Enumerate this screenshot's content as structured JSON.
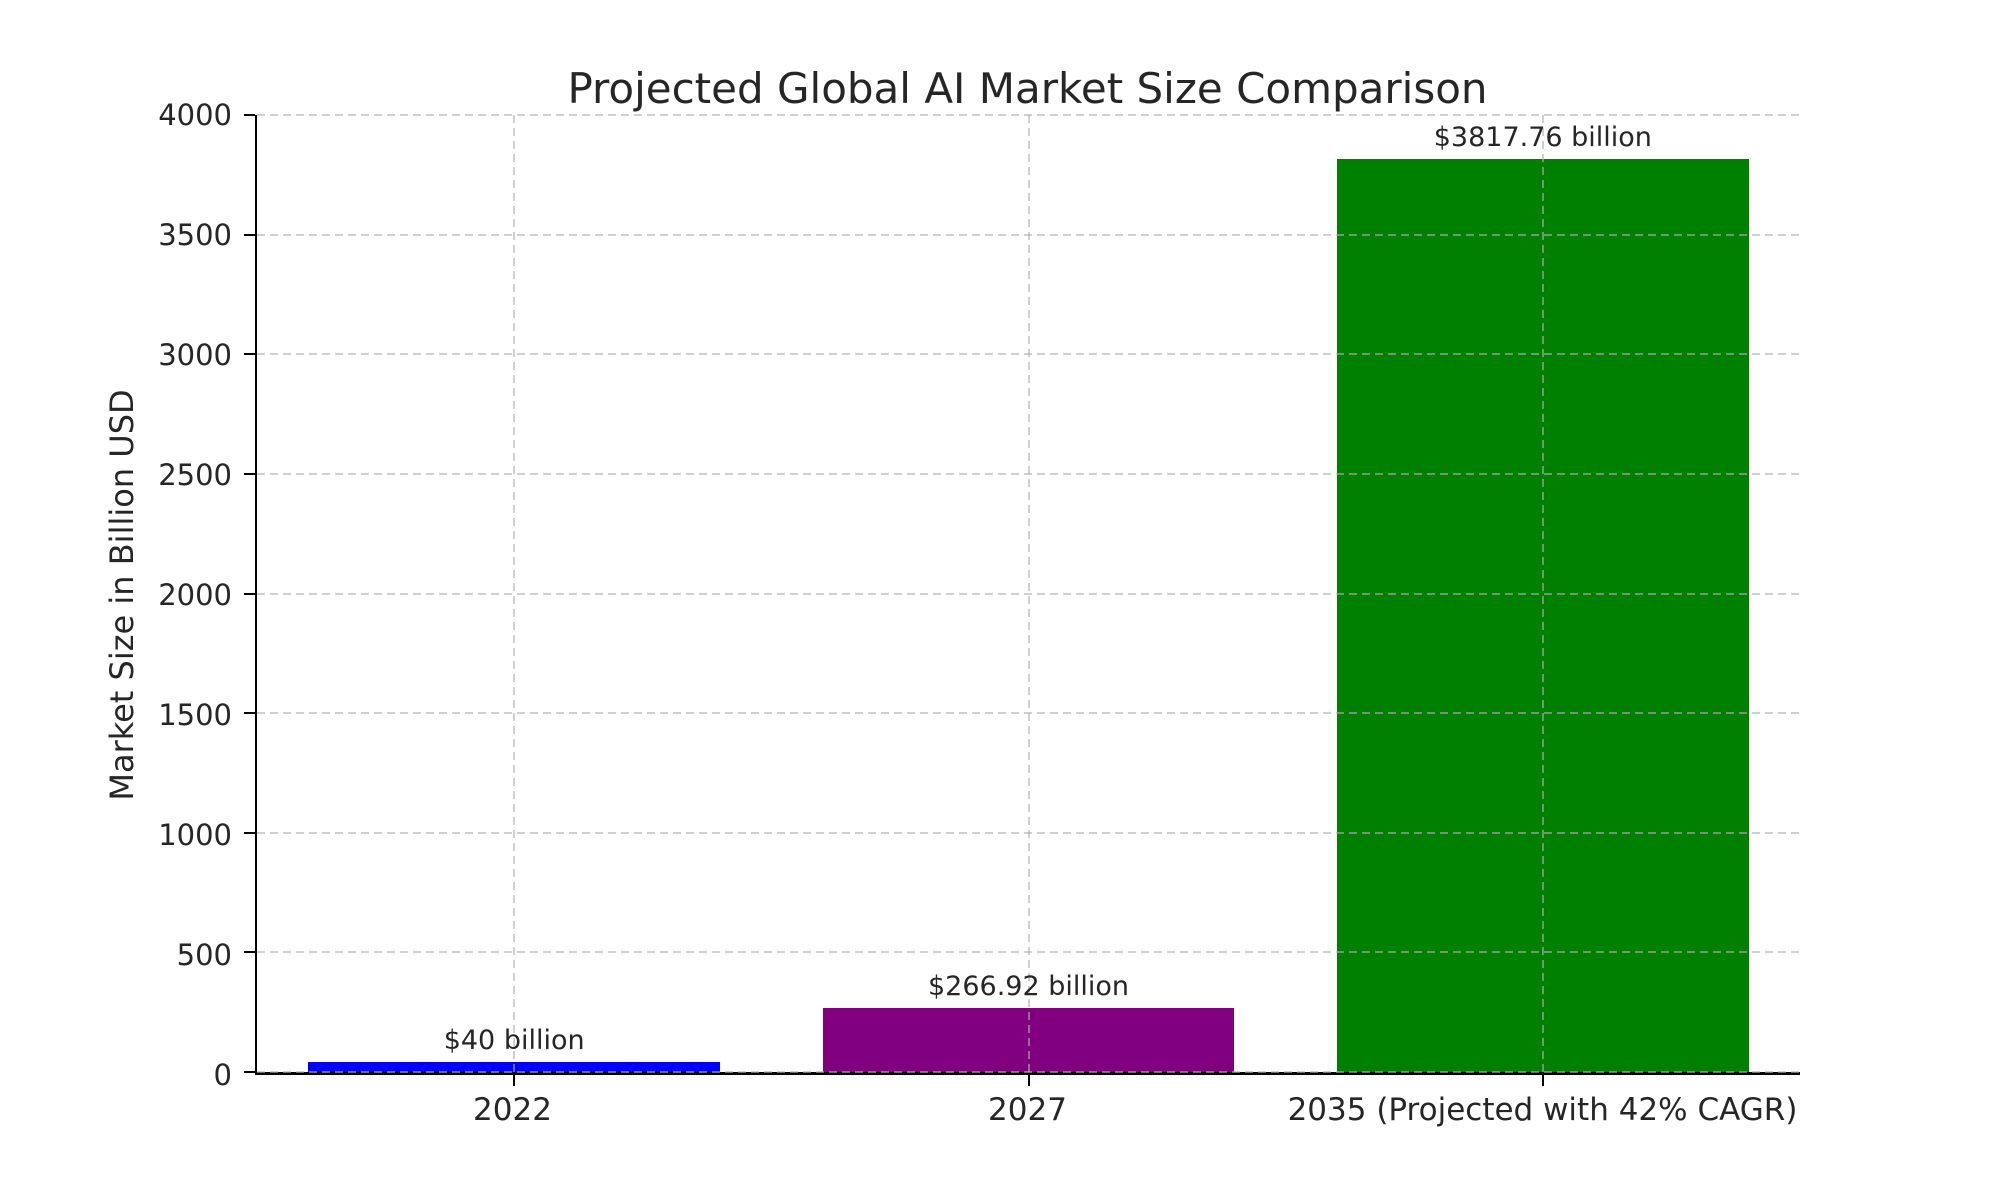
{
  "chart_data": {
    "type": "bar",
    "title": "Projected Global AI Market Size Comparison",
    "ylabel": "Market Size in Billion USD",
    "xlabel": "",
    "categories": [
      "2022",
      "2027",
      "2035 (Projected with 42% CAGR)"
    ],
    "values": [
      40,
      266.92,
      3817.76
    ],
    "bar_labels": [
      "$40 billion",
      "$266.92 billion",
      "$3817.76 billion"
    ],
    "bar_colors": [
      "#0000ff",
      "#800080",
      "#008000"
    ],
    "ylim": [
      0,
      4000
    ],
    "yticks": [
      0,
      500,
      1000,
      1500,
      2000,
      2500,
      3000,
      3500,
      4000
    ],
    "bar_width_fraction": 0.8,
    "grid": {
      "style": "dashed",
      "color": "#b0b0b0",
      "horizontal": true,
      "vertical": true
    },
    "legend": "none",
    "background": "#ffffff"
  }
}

********

REQUIREMENT: Take the records above and transcribe them exactly, dropping every picture.

SOLUTION TO THIS PROBLEM:
Enumerate this screenshot's content as structured JSON.
{
  "chart_data": {
    "type": "bar",
    "title": "Projected Global AI Market Size Comparison",
    "ylabel": "Market Size in Billion USD",
    "xlabel": "",
    "categories": [
      "2022",
      "2027",
      "2035 (Projected with 42% CAGR)"
    ],
    "values": [
      40,
      266.92,
      3817.76
    ],
    "bar_labels": [
      "$40 billion",
      "$266.92 billion",
      "$3817.76 billion"
    ],
    "bar_colors": [
      "#0000ff",
      "#800080",
      "#008000"
    ],
    "ylim": [
      0,
      4000
    ],
    "yticks": [
      0,
      500,
      1000,
      1500,
      2000,
      2500,
      3000,
      3500,
      4000
    ],
    "bar_width_fraction": 0.8,
    "grid": {
      "style": "dashed",
      "color": "#b0b0b0",
      "horizontal": true,
      "vertical": true
    },
    "legend": "none",
    "background": "#ffffff"
  }
}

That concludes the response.